* [Records provided]:
○ ○ ○ ○

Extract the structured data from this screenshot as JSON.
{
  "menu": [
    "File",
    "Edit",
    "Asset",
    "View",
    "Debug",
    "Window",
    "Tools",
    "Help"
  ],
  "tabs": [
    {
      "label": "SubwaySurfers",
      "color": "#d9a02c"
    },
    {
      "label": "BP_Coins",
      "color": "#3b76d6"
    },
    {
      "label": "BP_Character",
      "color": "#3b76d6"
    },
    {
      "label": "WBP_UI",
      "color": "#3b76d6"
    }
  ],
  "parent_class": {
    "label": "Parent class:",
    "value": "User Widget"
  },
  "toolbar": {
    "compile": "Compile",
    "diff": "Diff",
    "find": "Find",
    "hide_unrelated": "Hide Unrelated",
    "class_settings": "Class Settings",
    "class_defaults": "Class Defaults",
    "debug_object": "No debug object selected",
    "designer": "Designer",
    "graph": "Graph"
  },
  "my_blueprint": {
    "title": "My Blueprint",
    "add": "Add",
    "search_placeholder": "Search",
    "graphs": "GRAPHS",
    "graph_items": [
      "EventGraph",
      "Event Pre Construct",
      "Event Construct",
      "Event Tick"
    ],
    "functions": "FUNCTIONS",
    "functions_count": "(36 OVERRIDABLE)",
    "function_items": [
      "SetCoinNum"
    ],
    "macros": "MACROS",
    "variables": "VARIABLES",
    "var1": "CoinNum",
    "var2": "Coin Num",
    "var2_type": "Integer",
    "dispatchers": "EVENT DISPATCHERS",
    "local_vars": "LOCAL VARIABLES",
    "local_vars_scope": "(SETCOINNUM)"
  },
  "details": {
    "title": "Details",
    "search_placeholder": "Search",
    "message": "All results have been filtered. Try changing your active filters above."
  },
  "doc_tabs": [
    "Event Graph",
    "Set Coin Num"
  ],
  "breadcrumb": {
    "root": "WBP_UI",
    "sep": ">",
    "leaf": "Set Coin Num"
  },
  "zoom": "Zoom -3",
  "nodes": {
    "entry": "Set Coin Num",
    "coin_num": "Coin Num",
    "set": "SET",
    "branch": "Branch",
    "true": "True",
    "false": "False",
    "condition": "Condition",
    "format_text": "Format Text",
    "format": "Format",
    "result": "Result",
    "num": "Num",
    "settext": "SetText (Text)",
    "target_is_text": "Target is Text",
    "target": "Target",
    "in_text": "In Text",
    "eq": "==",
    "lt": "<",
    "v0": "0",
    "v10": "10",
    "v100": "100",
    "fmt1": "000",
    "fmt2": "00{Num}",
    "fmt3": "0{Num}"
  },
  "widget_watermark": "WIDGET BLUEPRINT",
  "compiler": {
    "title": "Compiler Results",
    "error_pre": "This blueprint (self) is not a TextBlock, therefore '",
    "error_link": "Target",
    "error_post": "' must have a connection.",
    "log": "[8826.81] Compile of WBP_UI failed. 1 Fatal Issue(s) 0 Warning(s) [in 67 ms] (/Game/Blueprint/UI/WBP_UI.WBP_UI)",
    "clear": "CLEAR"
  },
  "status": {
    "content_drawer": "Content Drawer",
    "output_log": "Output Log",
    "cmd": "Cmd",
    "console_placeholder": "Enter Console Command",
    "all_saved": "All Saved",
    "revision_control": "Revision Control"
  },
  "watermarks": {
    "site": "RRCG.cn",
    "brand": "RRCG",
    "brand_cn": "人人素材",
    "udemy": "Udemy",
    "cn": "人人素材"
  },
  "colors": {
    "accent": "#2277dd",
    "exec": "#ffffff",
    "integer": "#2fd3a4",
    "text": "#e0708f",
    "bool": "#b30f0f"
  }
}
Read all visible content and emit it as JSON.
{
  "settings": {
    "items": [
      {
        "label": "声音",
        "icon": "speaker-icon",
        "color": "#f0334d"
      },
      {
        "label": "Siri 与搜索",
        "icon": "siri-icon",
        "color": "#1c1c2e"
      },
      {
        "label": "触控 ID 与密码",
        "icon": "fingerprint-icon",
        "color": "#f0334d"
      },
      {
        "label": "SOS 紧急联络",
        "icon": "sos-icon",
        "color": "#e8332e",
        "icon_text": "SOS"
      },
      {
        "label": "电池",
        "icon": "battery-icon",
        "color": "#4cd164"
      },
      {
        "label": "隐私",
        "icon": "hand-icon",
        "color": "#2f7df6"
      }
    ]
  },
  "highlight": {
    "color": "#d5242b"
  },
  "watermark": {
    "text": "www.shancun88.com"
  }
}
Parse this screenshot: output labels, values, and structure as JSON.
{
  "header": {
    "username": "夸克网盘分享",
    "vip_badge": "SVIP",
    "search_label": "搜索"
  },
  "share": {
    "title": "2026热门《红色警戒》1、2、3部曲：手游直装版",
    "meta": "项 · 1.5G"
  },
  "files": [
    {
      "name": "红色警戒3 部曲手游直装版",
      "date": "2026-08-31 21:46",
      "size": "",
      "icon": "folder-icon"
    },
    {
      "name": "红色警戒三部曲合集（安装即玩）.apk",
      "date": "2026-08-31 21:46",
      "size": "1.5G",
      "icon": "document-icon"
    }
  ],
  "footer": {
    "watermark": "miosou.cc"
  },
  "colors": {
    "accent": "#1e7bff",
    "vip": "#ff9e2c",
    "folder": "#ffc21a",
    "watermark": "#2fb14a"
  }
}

○ ○ ○ ○

Output all of the data above without any alteration.

* [Completed task]:
Extract the structured data from this screenshot as JSON.
{
  "menu": [
    "File",
    "Edit",
    "Asset",
    "View",
    "Debug",
    "Window",
    "Tools",
    "Help"
  ],
  "tabs": [
    {
      "label": "SubwaySurfers",
      "color": "#d9a02c"
    },
    {
      "label": "BP_Coins",
      "color": "#3b76d6"
    },
    {
      "label": "BP_Character",
      "color": "#3b76d6"
    },
    {
      "label": "WBP_UI",
      "color": "#3b76d6"
    }
  ],
  "parent_class": {
    "label": "Parent class:",
    "value": "User Widget"
  },
  "toolbar": {
    "compile": "Compile",
    "diff": "Diff",
    "find": "Find",
    "hide_unrelated": "Hide Unrelated",
    "class_settings": "Class Settings",
    "class_defaults": "Class Defaults",
    "debug_object": "No debug object selected",
    "designer": "Designer",
    "graph": "Graph"
  },
  "my_blueprint": {
    "title": "My Blueprint",
    "add": "Add",
    "search_placeholder": "Search",
    "graphs": "GRAPHS",
    "graph_items": [
      "EventGraph",
      "Event Pre Construct",
      "Event Construct",
      "Event Tick"
    ],
    "functions": "FUNCTIONS",
    "functions_count": "(36 OVERRIDABLE)",
    "function_items": [
      "SetCoinNum"
    ],
    "macros": "MACROS",
    "variables": "VARIABLES",
    "var1": "CoinNum",
    "var2": "Coin Num",
    "var2_type": "Integer",
    "dispatchers": "EVENT DISPATCHERS",
    "local_vars": "LOCAL VARIABLES",
    "local_vars_scope": "(SETCOINNUM)"
  },
  "details": {
    "title": "Details",
    "search_placeholder": "Search",
    "message": "All results have been filtered. Try changing your active filters above."
  },
  "doc_tabs": [
    "Event Graph",
    "Set Coin Num"
  ],
  "breadcrumb": {
    "root": "WBP_UI",
    "sep": ">",
    "leaf": "Set Coin Num"
  },
  "zoom": "Zoom -3",
  "nodes": {
    "entry": "Set Coin Num",
    "coin_num": "Coin Num",
    "set": "SET",
    "branch": "Branch",
    "true": "True",
    "false": "False",
    "condition": "Condition",
    "format_text": "Format Text",
    "format": "Format",
    "result": "Result",
    "num": "Num",
    "settext": "SetText (Text)",
    "target_is_text": "Target is Text",
    "target": "Target",
    "in_text": "In Text",
    "eq": "==",
    "lt": "<",
    "v0": "0",
    "v10": "10",
    "v100": "100",
    "fmt1": "000",
    "fmt2": "00{Num}",
    "fmt3": "0{Num}"
  },
  "widget_watermark": "WIDGET BLUEPRINT",
  "compiler": {
    "title": "Compiler Results",
    "error_pre": "This blueprint (self) is not a TextBlock, therefore '",
    "error_link": "Target",
    "error_post": "' must have a connection.",
    "log": "[8826.81] Compile of WBP_UI failed. 1 Fatal Issue(s) 0 Warning(s) [in 67 ms] (/Game/Blueprint/UI/WBP_UI.WBP_UI)",
    "clear": "CLEAR"
  },
  "status": {
    "content_drawer": "Content Drawer",
    "output_log": "Output Log",
    "cmd": "Cmd",
    "console_placeholder": "Enter Console Command",
    "all_saved": "All Saved",
    "revision_control": "Revision Control"
  },
  "watermarks": {
    "site": "RRCG.cn",
    "brand": "RRCG",
    "brand_cn": "人人素材",
    "udemy": "Udemy",
    "cn": "人人素材"
  },
  "colors": {
    "accent": "#2277dd",
    "exec": "#ffffff",
    "integer": "#2fd3a4",
    "text": "#e0708f",
    "bool": "#b30f0f"
  }
}
Read all visible content and emit it as JSON.
{
  "settings": {
    "items": [
      {
        "label": "声音",
        "icon": "speaker-icon",
        "color": "#f0334d"
      },
      {
        "label": "Siri 与搜索",
        "icon": "siri-icon",
        "color": "#1c1c2e"
      },
      {
        "label": "触控 ID 与密码",
        "icon": "fingerprint-icon",
        "color": "#f0334d"
      },
      {
        "label": "SOS 紧急联络",
        "icon": "sos-icon",
        "color": "#e8332e",
        "icon_text": "SOS"
      },
      {
        "label": "电池",
        "icon": "battery-icon",
        "color": "#4cd164"
      },
      {
        "label": "隐私",
        "icon": "hand-icon",
        "color": "#2f7df6"
      }
    ]
  },
  "highlight": {
    "color": "#d5242b"
  },
  "watermark": {
    "text": "www.shancun88.com"
  }
}
Parse this screenshot: output labels, values, and structure as JSON.
{
  "header": {
    "username": "夸克网盘分享",
    "vip_badge": "SVIP",
    "search_label": "搜索"
  },
  "share": {
    "title": "2026热门《红色警戒》1、2、3部曲：手游直装版",
    "meta": "项 · 1.5G"
  },
  "files": [
    {
      "name": "红色警戒3 部曲手游直装版",
      "date": "2026-08-31 21:46",
      "size": "",
      "icon": "folder-icon"
    },
    {
      "name": "红色警戒三部曲合集（安装即玩）.apk",
      "date": "2026-08-31 21:46",
      "size": "1.5G",
      "icon": "document-icon"
    }
  ],
  "footer": {
    "watermark": "miosou.cc"
  },
  "colors": {
    "accent": "#1e7bff",
    "vip": "#ff9e2c",
    "folder": "#ffc21a",
    "watermark": "#2fb14a"
  }
}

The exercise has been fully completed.